_Exercise description_
Pull the records out verbatim, starting at their first line and ending with the line that contains "618, 614, 632]".

_Extracted records_
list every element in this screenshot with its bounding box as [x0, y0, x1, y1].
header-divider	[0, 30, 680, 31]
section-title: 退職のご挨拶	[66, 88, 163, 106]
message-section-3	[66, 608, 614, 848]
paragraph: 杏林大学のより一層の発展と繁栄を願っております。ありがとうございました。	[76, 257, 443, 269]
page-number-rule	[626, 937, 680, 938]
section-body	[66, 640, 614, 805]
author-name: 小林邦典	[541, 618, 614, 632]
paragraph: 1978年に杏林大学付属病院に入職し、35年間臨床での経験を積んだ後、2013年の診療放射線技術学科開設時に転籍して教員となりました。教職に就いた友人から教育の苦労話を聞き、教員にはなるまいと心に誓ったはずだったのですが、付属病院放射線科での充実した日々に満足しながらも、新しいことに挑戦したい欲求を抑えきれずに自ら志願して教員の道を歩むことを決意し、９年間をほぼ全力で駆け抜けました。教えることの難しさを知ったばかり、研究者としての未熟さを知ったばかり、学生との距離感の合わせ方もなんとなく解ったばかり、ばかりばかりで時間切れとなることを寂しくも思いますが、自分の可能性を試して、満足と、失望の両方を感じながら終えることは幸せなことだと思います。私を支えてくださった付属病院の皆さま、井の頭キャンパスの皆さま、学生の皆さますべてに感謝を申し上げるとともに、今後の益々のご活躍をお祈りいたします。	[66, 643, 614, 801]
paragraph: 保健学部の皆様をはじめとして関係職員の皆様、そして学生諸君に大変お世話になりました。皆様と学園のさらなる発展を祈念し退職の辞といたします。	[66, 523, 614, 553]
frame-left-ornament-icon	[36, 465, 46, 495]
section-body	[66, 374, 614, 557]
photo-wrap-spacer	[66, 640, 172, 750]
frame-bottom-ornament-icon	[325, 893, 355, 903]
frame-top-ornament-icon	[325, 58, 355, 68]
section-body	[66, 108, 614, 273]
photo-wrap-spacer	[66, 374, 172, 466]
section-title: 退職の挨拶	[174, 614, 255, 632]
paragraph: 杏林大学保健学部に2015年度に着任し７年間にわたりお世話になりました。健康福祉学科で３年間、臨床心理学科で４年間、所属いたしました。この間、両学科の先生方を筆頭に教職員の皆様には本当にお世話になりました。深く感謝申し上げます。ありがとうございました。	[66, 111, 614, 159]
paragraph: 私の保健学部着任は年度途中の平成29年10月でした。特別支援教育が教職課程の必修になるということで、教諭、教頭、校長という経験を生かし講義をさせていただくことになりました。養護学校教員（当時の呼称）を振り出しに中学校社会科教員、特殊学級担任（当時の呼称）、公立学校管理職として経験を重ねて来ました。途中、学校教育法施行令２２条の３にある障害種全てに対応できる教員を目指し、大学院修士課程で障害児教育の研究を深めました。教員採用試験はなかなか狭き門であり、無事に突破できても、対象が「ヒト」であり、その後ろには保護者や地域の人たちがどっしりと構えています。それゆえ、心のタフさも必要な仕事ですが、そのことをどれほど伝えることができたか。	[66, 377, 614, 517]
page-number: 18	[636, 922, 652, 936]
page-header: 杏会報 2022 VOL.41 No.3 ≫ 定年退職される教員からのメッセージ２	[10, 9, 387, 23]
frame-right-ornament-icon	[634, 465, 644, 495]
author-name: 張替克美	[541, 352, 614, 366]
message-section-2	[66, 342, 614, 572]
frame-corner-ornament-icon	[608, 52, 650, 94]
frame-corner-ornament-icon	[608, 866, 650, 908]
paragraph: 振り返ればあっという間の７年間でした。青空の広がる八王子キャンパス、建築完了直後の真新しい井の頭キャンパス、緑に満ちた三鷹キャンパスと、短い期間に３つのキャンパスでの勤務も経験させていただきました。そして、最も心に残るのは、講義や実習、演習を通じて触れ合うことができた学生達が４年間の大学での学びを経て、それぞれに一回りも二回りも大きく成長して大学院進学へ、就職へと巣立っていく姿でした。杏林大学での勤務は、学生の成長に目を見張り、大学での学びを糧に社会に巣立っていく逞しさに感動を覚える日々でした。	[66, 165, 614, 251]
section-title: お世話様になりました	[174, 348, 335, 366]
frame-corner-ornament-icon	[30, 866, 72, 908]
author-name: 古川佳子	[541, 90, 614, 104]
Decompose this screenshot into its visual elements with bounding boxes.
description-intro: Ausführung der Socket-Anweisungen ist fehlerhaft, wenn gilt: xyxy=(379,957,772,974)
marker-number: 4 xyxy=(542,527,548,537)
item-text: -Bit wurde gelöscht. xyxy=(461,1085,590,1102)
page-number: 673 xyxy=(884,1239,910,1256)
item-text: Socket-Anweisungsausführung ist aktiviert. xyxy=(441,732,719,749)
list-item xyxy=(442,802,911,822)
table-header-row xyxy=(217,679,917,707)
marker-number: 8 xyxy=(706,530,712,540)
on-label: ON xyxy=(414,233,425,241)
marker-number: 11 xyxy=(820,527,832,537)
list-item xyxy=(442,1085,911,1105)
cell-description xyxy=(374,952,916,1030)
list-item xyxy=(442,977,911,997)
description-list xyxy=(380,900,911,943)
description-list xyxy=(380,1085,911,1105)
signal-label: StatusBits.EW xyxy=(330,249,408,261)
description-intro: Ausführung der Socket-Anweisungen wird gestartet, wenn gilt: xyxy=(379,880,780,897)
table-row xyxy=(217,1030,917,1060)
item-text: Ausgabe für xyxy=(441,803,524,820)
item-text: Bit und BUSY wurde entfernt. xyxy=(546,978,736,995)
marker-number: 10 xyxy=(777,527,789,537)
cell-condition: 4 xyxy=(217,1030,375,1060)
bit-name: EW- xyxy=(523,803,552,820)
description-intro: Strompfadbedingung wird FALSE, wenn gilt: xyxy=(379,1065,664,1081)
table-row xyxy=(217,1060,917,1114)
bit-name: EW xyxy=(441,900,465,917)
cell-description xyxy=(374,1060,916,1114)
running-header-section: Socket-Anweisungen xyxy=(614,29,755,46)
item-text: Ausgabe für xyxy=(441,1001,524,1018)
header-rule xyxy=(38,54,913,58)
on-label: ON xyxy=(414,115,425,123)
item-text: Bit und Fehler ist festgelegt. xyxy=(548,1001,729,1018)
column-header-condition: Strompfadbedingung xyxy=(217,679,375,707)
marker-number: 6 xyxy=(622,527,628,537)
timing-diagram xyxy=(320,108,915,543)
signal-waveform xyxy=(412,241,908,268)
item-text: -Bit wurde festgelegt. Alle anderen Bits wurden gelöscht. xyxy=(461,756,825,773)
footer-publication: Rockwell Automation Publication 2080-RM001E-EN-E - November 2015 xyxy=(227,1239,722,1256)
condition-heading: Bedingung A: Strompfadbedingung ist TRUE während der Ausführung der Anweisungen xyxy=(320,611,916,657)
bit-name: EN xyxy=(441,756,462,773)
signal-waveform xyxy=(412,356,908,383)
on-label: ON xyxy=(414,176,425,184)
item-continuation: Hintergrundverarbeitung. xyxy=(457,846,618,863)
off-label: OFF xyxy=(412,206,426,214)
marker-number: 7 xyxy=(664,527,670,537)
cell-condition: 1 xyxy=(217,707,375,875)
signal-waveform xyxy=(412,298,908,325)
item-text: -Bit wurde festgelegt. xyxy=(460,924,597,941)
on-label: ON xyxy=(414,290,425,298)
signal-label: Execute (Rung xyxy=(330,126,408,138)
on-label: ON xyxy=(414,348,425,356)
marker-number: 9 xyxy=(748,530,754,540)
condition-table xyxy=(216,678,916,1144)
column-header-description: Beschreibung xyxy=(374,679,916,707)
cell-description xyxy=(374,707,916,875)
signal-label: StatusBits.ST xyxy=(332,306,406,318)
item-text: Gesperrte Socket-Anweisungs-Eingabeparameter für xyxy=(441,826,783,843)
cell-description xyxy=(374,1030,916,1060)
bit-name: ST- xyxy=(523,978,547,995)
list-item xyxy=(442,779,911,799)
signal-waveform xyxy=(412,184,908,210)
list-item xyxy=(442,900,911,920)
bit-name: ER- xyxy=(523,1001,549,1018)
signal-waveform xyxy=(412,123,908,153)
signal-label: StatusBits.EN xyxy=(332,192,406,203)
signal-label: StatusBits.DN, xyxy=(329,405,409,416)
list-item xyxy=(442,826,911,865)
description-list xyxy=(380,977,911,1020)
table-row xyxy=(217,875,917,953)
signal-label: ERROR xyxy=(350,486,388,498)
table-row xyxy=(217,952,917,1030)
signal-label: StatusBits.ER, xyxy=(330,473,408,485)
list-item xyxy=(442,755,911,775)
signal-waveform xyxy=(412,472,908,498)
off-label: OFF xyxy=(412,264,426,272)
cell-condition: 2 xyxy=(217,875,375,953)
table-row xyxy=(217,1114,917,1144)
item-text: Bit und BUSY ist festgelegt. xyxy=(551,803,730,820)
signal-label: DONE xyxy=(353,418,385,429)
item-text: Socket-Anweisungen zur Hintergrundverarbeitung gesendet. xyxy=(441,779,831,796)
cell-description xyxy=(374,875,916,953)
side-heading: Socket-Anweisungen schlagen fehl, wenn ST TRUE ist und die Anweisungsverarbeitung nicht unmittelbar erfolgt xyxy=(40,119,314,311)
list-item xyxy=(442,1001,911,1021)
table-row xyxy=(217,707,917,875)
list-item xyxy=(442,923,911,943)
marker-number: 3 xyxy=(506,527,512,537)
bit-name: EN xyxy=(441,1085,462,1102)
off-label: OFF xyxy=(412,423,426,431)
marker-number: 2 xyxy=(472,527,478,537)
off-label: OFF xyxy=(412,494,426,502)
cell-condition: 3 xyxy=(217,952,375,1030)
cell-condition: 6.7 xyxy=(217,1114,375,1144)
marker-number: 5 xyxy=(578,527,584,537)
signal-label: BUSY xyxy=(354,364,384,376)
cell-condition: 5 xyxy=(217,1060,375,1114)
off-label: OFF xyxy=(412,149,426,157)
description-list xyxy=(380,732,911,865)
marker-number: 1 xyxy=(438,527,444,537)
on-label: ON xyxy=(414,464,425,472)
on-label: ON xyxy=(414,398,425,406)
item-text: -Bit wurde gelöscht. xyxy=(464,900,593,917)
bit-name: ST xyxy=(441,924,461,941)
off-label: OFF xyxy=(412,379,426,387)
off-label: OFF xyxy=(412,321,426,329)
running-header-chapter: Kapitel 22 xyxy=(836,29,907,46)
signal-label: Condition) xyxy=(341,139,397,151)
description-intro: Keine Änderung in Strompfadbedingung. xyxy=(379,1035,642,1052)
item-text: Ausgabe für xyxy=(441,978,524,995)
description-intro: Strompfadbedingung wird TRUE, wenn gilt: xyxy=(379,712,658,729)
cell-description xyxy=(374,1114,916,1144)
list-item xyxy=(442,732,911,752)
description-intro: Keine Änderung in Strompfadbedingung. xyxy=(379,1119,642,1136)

_Solution to this exercise_
list every element in this screenshot with its bounding box as [x0, y0, x1, y1].
header-divider	[0, 30, 680, 31]
section-title: 退職のご挨拶	[66, 88, 163, 106]
message-section-3	[66, 608, 614, 848]
paragraph: 杏林大学のより一層の発展と繁栄を願っております。ありがとうございました。	[76, 257, 443, 269]
page-number-rule	[626, 937, 680, 938]
section-body	[66, 640, 614, 805]
author-name: 小林邦典	[541, 618, 614, 632]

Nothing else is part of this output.